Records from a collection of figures

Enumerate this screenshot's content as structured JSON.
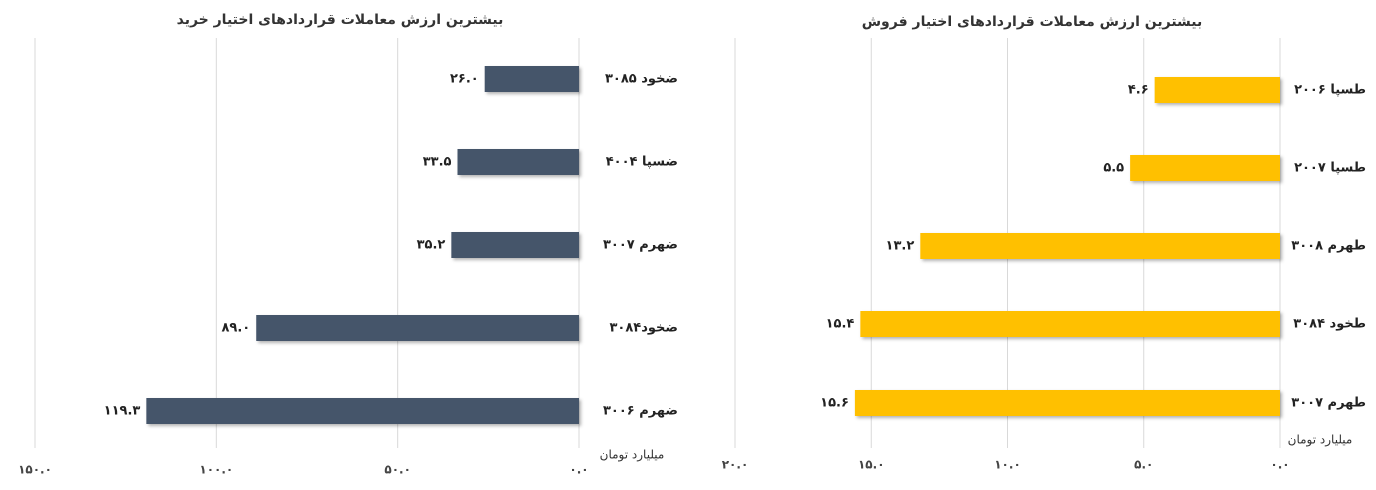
{
  "chart_data": [
    {
      "type": "bar",
      "title": "بیشترین ارزش معاملات قراردادهای اختیار خرید",
      "x_label": "میلیارد تومان",
      "categories": [
        "ضخود ۳۰۸۵",
        "ضسپا ۴۰۰۴",
        "ضهرم ۳۰۰۷",
        "ضخود۳۰۸۴",
        "ضهرم ۳۰۰۶"
      ],
      "values": [
        26.0,
        33.5,
        35.2,
        89.0,
        119.3
      ],
      "value_labels": [
        "۲۶.۰",
        "۳۳.۵",
        "۳۵.۲",
        "۸۹.۰",
        "۱۱۹.۳"
      ],
      "color": "#44546a",
      "xlim": [
        0,
        150
      ],
      "xticks": [
        {
          "value": 0,
          "label": "۰.۰"
        },
        {
          "value": 50,
          "label": "۵۰.۰"
        },
        {
          "value": 100,
          "label": "۱۰۰.۰"
        },
        {
          "value": 150,
          "label": "۱۵۰.۰"
        }
      ],
      "grid": true,
      "reversed": true
    },
    {
      "type": "bar",
      "title": "بیشترین ارزش معاملات قراردادهای اختیار فروش",
      "x_label": "میلیارد تومان",
      "categories": [
        "طسپا ۲۰۰۶",
        "طسپا ۲۰۰۷",
        "طهرم ۳۰۰۸",
        "طخود ۳۰۸۴",
        "طهرم ۳۰۰۷"
      ],
      "values": [
        4.6,
        5.5,
        13.2,
        15.4,
        15.6
      ],
      "value_labels": [
        "۴.۶",
        "۵.۵",
        "۱۳.۲",
        "۱۵.۴",
        "۱۵.۶"
      ],
      "color": "#ffc000",
      "xlim": [
        0,
        20
      ],
      "xticks": [
        {
          "value": 0,
          "label": "۰.۰"
        },
        {
          "value": 5,
          "label": "۵.۰"
        },
        {
          "value": 10,
          "label": "۱۰.۰"
        },
        {
          "value": 15,
          "label": "۱۵.۰"
        },
        {
          "value": 20,
          "label": "۲۰.۰"
        }
      ],
      "grid": true,
      "reversed": true
    }
  ]
}
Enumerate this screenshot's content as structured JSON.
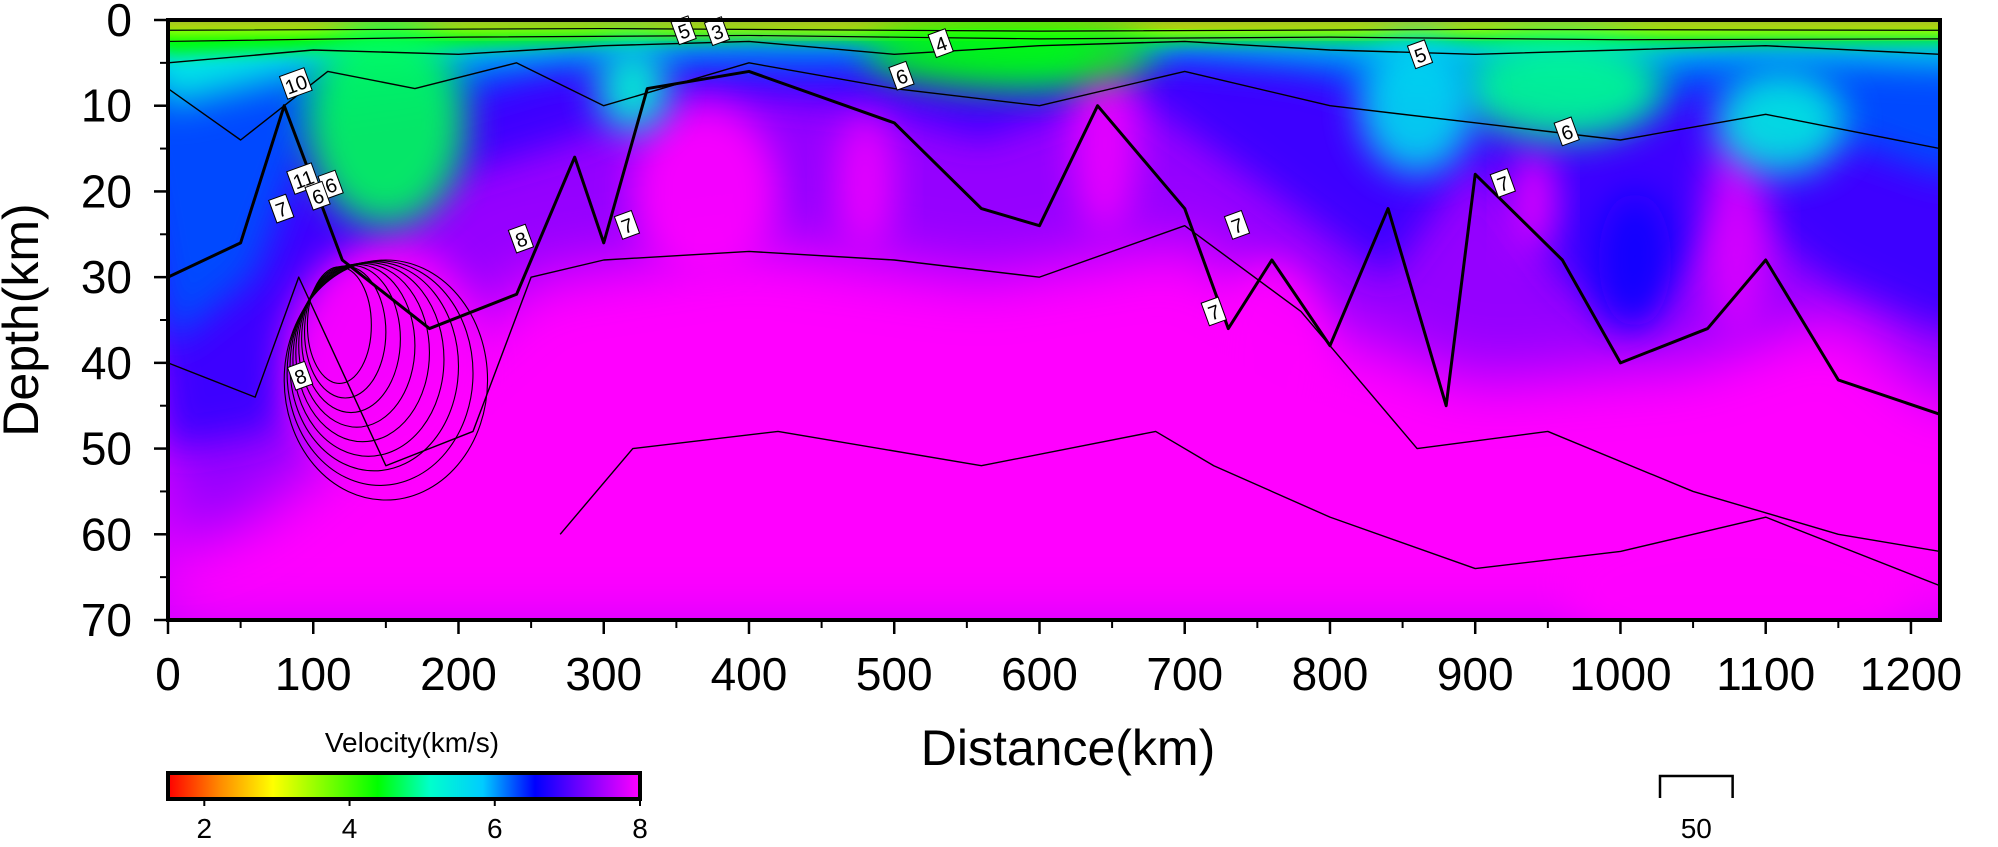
{
  "chart_data": {
    "type": "heatmap",
    "title": "",
    "xlabel": "Distance(km)",
    "ylabel": "Depth(km)",
    "xlim": [
      0,
      1220
    ],
    "ylim": [
      70,
      0
    ],
    "x_ticks": [
      "0",
      "100",
      "200",
      "300",
      "400",
      "500",
      "600",
      "700",
      "800",
      "900",
      "1000",
      "1100",
      "1200"
    ],
    "y_ticks": [
      "0",
      "10",
      "20",
      "30",
      "40",
      "50",
      "60",
      "70"
    ],
    "colorbar": {
      "label": "Velocity(km/s)",
      "range": [
        1.5,
        8
      ],
      "ticks": [
        "2",
        "4",
        "6",
        "8"
      ],
      "colors": [
        "#ff0000",
        "#ff8c00",
        "#ffff00",
        "#7fff00",
        "#00ff00",
        "#00ffcc",
        "#00ccff",
        "#0000ff",
        "#8000ff",
        "#ff00ff"
      ]
    },
    "contour_labels": [
      {
        "text": "5",
        "x": 355,
        "y": 1.2
      },
      {
        "text": "3",
        "x": 378,
        "y": 1.3
      },
      {
        "text": "4",
        "x": 532,
        "y": 2.7
      },
      {
        "text": "6",
        "x": 505,
        "y": 6.5
      },
      {
        "text": "5",
        "x": 862,
        "y": 4
      },
      {
        "text": "10",
        "x": 88,
        "y": 7.4
      },
      {
        "text": "6",
        "x": 963,
        "y": 13
      },
      {
        "text": "11",
        "x": 93,
        "y": 18.5
      },
      {
        "text": "6",
        "x": 112,
        "y": 19.2
      },
      {
        "text": "6",
        "x": 103,
        "y": 20.5
      },
      {
        "text": "7",
        "x": 78,
        "y": 22
      },
      {
        "text": "7",
        "x": 919,
        "y": 19
      },
      {
        "text": "7",
        "x": 316,
        "y": 23.9
      },
      {
        "text": "7",
        "x": 736,
        "y": 23.9
      },
      {
        "text": "8",
        "x": 243,
        "y": 25.5
      },
      {
        "text": "7",
        "x": 720,
        "y": 34
      },
      {
        "text": "8",
        "x": 91,
        "y": 41.5
      }
    ],
    "scale_bar": {
      "label": "50",
      "length_km": 50
    }
  }
}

» **DIRECTION**
Provide the number of lines containing the string "title", with no other output.

» **SOLUTION FOR THIS PROBLEM**
3